» **The request**
Omit images. Retype all entries verbatim.
[START Supplied material]
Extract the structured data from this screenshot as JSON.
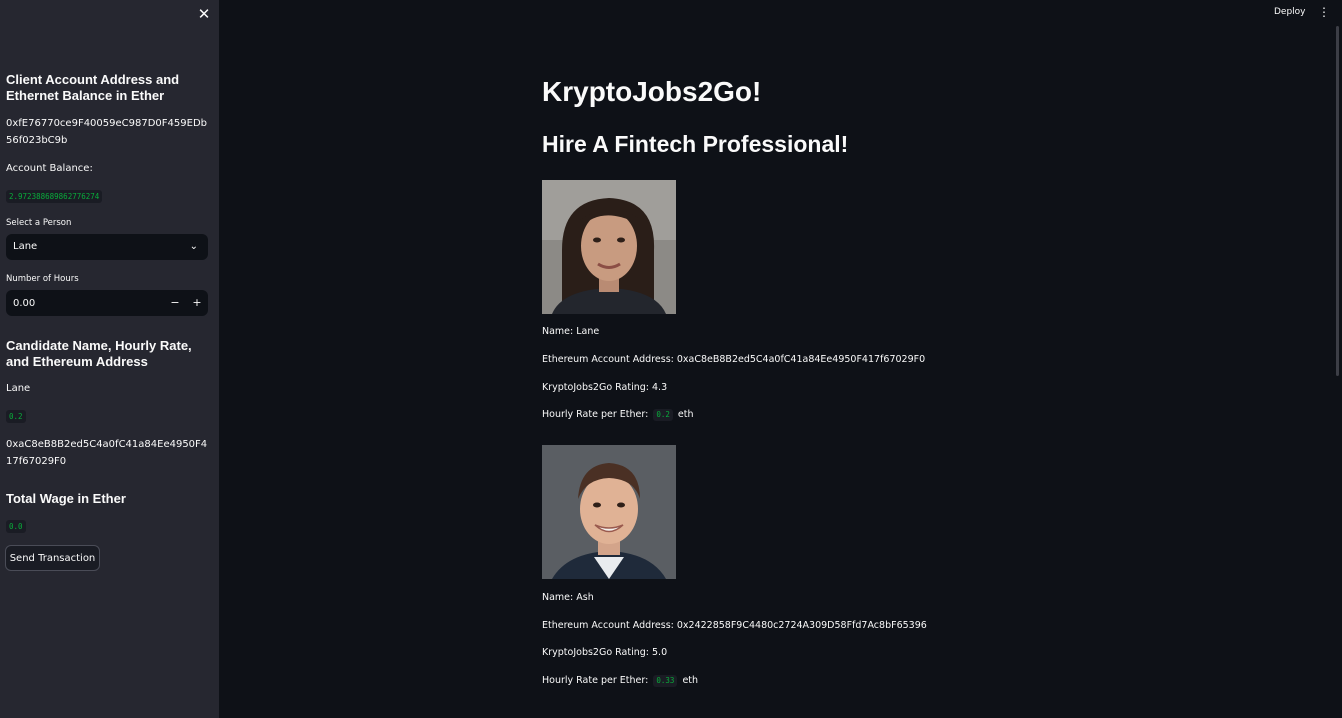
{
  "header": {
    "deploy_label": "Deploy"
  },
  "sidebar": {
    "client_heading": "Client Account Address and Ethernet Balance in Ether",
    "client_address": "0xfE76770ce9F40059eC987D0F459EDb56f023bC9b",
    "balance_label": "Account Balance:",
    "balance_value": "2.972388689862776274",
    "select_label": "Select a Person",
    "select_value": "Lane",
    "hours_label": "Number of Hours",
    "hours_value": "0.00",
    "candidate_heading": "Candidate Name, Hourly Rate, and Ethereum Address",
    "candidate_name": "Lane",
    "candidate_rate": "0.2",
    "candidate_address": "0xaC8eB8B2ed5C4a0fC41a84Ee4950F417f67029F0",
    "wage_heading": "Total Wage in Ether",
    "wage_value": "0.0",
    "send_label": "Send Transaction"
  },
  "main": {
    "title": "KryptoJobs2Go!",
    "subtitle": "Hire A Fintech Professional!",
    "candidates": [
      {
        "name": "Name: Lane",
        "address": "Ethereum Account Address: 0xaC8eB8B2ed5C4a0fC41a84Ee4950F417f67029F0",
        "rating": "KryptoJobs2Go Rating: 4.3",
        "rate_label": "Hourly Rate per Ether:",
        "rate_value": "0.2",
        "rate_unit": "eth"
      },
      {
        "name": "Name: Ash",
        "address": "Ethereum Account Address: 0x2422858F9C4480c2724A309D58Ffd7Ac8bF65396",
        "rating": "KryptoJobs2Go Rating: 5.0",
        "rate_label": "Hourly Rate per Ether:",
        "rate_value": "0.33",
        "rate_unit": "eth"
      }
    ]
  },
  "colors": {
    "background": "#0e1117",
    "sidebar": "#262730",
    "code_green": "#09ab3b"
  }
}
[END Supplied material]
» **Output of the exercise**
Extract the structured data from this screenshot as JSON.
{
  "header": {
    "deploy_label": "Deploy"
  },
  "sidebar": {
    "client_heading": "Client Account Address and Ethernet Balance in Ether",
    "client_address": "0xfE76770ce9F40059eC987D0F459EDb56f023bC9b",
    "balance_label": "Account Balance:",
    "balance_value": "2.972388689862776274",
    "select_label": "Select a Person",
    "select_value": "Lane",
    "hours_label": "Number of Hours",
    "hours_value": "0.00",
    "candidate_heading": "Candidate Name, Hourly Rate, and Ethereum Address",
    "candidate_name": "Lane",
    "candidate_rate": "0.2",
    "candidate_address": "0xaC8eB8B2ed5C4a0fC41a84Ee4950F417f67029F0",
    "wage_heading": "Total Wage in Ether",
    "wage_value": "0.0",
    "send_label": "Send Transaction"
  },
  "main": {
    "title": "KryptoJobs2Go!",
    "subtitle": "Hire A Fintech Professional!",
    "candidates": [
      {
        "name": "Name: Lane",
        "address": "Ethereum Account Address: 0xaC8eB8B2ed5C4a0fC41a84Ee4950F417f67029F0",
        "rating": "KryptoJobs2Go Rating: 4.3",
        "rate_label": "Hourly Rate per Ether:",
        "rate_value": "0.2",
        "rate_unit": "eth"
      },
      {
        "name": "Name: Ash",
        "address": "Ethereum Account Address: 0x2422858F9C4480c2724A309D58Ffd7Ac8bF65396",
        "rating": "KryptoJobs2Go Rating: 5.0",
        "rate_label": "Hourly Rate per Ether:",
        "rate_value": "0.33",
        "rate_unit": "eth"
      }
    ]
  },
  "colors": {
    "background": "#0e1117",
    "sidebar": "#262730",
    "code_green": "#09ab3b"
  }
}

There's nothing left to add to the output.